Identify the lines bearing the string "collection" and gather them.

[Stored entries]
--- --- ---
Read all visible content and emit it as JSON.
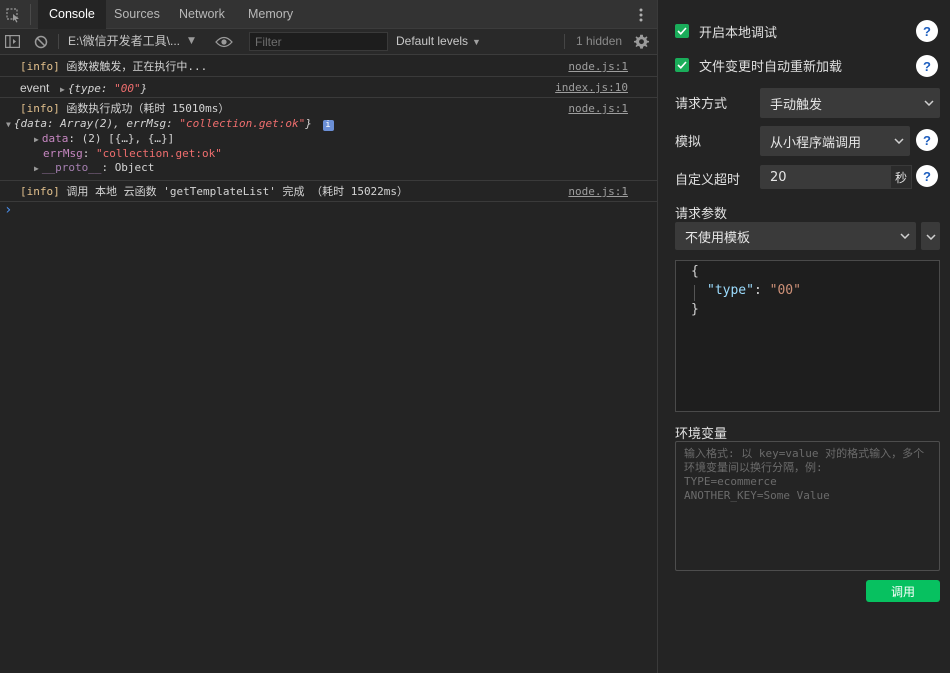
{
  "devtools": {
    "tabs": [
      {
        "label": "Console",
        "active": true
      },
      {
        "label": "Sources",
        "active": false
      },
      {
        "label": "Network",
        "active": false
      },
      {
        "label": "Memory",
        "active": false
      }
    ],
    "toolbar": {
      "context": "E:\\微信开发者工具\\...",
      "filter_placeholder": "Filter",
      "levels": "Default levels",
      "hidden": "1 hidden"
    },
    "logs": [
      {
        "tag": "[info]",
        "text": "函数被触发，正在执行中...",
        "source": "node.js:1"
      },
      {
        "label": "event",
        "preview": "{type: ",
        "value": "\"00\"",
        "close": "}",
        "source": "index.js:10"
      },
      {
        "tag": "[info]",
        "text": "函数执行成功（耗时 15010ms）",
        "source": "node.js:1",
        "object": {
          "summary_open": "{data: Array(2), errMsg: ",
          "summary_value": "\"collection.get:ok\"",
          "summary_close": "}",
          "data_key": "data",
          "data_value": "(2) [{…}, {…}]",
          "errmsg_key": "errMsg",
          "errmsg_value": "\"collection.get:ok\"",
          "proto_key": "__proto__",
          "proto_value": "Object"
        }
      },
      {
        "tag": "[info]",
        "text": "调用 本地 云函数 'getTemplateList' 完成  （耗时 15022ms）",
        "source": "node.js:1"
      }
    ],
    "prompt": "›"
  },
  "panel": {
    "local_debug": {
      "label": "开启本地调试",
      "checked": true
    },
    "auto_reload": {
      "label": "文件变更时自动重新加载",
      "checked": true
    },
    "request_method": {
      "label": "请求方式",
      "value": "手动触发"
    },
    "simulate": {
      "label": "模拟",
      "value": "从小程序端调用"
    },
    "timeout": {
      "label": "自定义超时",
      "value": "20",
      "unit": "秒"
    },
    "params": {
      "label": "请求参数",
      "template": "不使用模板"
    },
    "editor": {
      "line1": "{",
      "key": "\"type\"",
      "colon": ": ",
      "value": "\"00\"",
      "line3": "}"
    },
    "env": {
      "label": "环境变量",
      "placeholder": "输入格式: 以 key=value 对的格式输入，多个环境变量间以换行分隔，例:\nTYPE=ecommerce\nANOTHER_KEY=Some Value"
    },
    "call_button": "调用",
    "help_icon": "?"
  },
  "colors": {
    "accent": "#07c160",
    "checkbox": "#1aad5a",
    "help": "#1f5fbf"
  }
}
--- --- ---
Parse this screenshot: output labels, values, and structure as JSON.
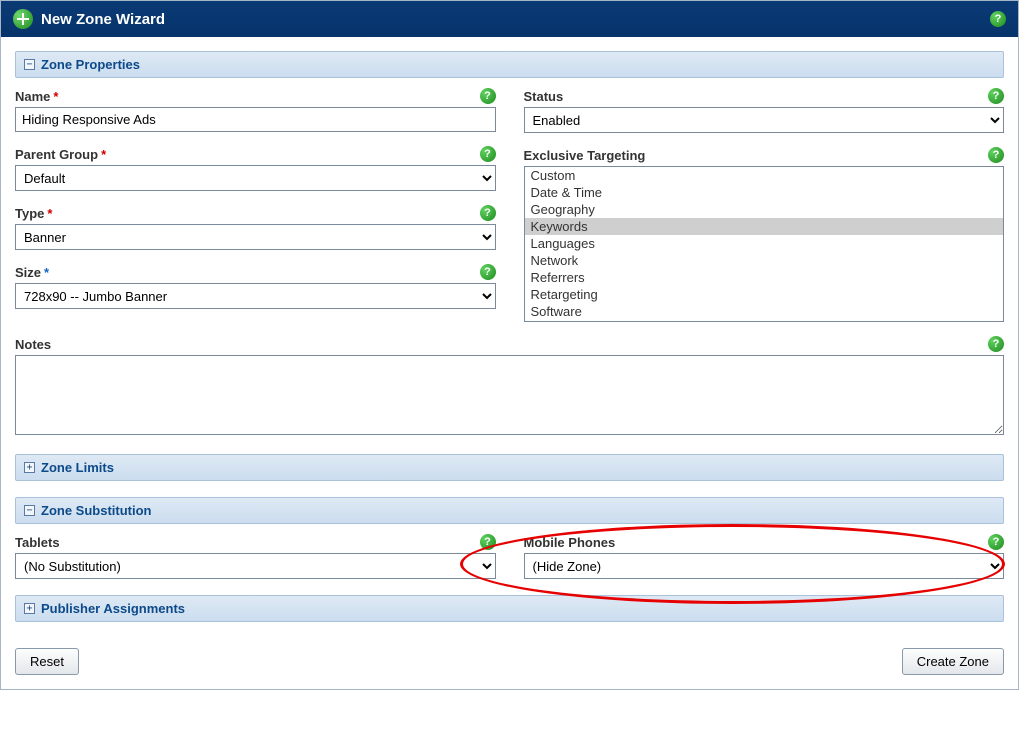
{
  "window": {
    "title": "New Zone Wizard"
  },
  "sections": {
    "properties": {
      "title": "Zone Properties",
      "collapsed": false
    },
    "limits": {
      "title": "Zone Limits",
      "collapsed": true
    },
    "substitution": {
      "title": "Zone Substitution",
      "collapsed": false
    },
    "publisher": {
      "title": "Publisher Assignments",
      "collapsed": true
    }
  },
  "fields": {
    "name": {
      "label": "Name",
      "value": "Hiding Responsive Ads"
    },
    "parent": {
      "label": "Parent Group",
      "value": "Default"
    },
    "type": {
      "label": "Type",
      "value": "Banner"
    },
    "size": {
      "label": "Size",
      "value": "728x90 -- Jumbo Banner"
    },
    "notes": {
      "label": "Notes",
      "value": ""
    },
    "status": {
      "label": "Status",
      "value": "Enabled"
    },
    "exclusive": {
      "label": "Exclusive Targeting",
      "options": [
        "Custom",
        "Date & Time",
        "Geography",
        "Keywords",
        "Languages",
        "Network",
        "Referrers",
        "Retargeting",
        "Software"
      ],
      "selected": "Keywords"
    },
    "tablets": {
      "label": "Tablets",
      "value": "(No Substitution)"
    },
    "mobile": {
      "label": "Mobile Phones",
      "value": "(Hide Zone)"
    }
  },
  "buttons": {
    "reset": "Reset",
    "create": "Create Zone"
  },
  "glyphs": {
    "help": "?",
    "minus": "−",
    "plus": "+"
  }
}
--- --- ---
Task output:
          "summary_value": "\"collection.get:ok\"",
          "errmsg_value": "\"collection.get:ok\"",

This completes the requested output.